### DATA FOR THIS TASK
____

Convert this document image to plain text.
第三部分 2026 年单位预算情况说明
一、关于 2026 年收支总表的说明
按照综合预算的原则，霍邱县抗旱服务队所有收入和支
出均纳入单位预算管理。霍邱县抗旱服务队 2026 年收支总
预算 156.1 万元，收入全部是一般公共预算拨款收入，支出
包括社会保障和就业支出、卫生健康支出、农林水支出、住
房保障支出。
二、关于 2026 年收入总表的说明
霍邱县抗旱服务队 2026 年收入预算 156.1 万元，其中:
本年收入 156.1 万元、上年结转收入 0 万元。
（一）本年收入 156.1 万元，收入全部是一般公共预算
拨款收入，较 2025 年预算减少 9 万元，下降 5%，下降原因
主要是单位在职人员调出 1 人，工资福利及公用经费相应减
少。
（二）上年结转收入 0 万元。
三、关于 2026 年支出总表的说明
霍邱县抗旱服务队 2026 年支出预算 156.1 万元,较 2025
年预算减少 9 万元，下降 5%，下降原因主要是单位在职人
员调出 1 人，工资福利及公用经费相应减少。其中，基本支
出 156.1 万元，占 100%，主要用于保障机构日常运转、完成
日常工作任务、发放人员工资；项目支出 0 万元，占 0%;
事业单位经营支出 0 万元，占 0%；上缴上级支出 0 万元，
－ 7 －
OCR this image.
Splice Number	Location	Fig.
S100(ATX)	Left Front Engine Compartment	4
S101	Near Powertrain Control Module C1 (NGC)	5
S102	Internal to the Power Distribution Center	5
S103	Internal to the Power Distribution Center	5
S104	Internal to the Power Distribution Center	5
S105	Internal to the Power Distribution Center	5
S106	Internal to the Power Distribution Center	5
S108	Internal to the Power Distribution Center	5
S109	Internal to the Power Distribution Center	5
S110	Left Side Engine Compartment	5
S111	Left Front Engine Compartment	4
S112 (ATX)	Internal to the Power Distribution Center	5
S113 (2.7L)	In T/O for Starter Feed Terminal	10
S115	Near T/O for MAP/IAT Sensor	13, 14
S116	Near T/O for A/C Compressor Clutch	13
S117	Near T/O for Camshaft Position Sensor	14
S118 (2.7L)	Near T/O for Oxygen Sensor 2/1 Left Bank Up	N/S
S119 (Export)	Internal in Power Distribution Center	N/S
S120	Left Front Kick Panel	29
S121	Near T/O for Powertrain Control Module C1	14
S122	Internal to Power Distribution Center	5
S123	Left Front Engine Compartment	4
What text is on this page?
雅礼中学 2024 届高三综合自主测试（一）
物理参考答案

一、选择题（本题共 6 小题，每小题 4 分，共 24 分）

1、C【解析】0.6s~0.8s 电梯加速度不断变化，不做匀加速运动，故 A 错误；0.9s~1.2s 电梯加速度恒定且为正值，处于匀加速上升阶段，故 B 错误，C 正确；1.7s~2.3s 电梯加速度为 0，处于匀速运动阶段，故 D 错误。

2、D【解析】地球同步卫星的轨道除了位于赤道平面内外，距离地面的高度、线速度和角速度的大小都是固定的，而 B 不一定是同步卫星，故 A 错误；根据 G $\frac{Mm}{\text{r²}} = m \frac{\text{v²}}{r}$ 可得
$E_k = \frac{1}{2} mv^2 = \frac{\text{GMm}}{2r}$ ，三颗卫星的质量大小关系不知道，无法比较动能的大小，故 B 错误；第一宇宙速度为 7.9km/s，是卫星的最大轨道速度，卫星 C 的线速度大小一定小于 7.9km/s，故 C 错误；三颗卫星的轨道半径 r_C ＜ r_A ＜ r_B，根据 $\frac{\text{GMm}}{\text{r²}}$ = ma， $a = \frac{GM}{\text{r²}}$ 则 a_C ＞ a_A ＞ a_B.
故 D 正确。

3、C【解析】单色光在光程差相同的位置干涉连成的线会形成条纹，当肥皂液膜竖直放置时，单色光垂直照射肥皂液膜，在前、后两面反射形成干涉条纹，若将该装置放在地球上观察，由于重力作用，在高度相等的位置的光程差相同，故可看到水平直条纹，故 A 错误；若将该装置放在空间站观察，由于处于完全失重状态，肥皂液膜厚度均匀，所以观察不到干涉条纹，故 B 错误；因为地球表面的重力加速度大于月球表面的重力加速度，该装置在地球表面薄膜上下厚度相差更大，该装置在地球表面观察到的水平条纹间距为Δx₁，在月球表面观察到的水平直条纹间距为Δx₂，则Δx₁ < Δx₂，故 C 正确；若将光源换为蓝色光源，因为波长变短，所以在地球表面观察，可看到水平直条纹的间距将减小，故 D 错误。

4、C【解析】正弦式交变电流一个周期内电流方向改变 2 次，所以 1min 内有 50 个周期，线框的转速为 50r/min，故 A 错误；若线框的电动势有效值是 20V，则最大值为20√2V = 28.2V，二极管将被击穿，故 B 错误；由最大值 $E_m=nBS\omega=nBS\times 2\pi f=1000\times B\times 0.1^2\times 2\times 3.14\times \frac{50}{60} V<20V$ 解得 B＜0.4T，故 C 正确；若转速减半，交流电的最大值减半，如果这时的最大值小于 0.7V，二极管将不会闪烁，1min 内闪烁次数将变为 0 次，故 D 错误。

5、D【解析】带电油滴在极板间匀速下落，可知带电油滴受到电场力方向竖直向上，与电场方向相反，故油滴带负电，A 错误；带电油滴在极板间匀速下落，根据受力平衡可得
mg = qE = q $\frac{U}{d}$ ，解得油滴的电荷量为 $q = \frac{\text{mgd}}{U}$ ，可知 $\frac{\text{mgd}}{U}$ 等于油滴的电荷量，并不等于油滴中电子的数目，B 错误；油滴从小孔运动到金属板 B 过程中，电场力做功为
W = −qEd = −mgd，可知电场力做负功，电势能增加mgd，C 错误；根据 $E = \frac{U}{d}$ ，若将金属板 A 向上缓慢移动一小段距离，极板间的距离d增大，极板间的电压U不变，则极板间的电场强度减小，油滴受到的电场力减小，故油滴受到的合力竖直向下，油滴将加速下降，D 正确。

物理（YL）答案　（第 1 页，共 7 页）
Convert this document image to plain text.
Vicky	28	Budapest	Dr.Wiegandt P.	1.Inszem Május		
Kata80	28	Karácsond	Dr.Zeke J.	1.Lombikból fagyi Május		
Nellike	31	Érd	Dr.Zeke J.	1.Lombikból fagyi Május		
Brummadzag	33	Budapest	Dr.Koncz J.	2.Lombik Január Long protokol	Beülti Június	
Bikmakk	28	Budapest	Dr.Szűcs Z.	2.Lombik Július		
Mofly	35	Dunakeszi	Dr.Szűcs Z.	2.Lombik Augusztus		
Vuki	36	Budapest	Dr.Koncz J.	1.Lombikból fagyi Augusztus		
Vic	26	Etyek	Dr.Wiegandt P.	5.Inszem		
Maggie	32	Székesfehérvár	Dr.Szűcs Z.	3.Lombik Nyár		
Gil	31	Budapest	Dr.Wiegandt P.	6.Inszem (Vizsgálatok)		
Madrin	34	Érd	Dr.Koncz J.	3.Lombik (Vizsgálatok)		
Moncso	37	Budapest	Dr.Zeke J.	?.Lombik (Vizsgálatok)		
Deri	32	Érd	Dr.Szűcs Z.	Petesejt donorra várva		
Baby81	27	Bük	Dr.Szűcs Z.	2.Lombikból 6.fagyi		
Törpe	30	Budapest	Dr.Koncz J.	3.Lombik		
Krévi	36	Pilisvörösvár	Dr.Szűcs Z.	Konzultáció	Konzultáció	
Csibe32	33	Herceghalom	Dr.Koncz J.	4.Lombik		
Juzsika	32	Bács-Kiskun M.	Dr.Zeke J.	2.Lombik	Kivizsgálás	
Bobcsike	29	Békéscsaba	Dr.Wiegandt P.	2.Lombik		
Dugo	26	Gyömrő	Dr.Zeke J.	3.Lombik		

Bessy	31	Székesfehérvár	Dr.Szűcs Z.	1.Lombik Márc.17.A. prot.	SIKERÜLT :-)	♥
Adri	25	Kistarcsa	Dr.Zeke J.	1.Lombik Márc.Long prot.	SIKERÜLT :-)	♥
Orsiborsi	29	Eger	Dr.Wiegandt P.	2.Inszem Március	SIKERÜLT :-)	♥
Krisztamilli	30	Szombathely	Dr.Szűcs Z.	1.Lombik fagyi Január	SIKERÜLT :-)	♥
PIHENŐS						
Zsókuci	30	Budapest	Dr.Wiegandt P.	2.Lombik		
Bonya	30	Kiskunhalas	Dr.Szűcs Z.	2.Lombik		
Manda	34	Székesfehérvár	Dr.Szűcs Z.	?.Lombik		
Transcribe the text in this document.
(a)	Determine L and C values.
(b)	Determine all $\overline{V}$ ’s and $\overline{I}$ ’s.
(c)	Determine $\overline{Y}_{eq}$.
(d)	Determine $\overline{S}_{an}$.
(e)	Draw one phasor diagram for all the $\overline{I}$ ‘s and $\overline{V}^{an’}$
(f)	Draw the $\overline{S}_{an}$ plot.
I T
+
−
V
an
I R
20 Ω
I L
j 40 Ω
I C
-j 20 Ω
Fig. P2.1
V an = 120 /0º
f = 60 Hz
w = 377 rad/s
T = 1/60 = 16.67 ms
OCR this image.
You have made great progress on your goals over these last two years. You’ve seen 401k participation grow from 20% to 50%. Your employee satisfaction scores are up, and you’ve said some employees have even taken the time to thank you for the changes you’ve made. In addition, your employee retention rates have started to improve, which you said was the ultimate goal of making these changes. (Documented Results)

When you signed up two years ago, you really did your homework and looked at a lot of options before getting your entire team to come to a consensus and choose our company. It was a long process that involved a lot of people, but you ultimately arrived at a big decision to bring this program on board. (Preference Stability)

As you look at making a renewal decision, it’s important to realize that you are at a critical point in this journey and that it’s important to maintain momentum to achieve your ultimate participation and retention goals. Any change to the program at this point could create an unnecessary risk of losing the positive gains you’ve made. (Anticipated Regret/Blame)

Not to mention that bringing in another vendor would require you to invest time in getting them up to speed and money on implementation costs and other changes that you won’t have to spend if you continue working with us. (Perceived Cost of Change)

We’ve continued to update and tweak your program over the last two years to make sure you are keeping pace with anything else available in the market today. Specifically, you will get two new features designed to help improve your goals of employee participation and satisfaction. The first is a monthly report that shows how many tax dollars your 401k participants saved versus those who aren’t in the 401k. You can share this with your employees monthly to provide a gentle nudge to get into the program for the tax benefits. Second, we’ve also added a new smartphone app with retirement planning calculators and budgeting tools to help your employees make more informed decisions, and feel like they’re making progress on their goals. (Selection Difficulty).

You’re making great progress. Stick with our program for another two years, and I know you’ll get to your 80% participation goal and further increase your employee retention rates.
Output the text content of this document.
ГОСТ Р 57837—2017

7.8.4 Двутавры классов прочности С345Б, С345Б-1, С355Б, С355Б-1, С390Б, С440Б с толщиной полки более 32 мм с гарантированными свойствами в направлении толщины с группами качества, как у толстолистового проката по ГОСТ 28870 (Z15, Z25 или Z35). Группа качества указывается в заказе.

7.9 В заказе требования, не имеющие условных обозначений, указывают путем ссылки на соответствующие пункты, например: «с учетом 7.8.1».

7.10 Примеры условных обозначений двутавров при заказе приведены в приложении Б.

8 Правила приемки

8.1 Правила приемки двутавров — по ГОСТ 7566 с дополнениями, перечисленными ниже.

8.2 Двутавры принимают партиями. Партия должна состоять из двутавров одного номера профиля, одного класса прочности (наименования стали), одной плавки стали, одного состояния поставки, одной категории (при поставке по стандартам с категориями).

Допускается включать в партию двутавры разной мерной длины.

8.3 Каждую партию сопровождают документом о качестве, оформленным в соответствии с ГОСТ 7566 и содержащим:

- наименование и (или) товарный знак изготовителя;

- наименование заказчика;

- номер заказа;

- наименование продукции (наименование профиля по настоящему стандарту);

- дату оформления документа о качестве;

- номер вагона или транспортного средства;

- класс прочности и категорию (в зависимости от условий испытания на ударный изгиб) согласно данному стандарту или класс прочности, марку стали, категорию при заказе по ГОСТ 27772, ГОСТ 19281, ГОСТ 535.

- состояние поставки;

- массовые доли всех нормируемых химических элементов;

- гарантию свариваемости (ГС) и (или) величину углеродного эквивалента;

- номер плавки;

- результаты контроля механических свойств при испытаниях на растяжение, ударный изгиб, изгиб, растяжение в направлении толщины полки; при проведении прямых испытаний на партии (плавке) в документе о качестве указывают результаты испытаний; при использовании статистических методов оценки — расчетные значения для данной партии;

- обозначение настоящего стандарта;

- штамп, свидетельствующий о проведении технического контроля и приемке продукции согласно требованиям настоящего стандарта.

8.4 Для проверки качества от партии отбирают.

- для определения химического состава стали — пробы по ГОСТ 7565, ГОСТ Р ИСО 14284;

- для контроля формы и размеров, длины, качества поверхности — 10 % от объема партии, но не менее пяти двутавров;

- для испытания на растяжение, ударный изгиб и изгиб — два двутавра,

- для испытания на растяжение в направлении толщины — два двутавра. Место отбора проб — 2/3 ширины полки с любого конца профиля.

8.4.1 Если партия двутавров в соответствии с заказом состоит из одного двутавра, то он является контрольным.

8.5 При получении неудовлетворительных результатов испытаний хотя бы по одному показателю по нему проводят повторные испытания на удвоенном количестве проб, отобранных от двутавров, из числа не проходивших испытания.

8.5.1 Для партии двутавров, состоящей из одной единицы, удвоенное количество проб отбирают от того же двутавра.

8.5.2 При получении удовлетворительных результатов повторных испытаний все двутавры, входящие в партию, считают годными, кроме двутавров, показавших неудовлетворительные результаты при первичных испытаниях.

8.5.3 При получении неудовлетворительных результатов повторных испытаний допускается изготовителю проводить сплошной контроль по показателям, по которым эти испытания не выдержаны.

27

____

### YOUR GOAL
Tally every line of the listing that holds the string "Sensor", then give the number by itself.

### RESULT BELOW
3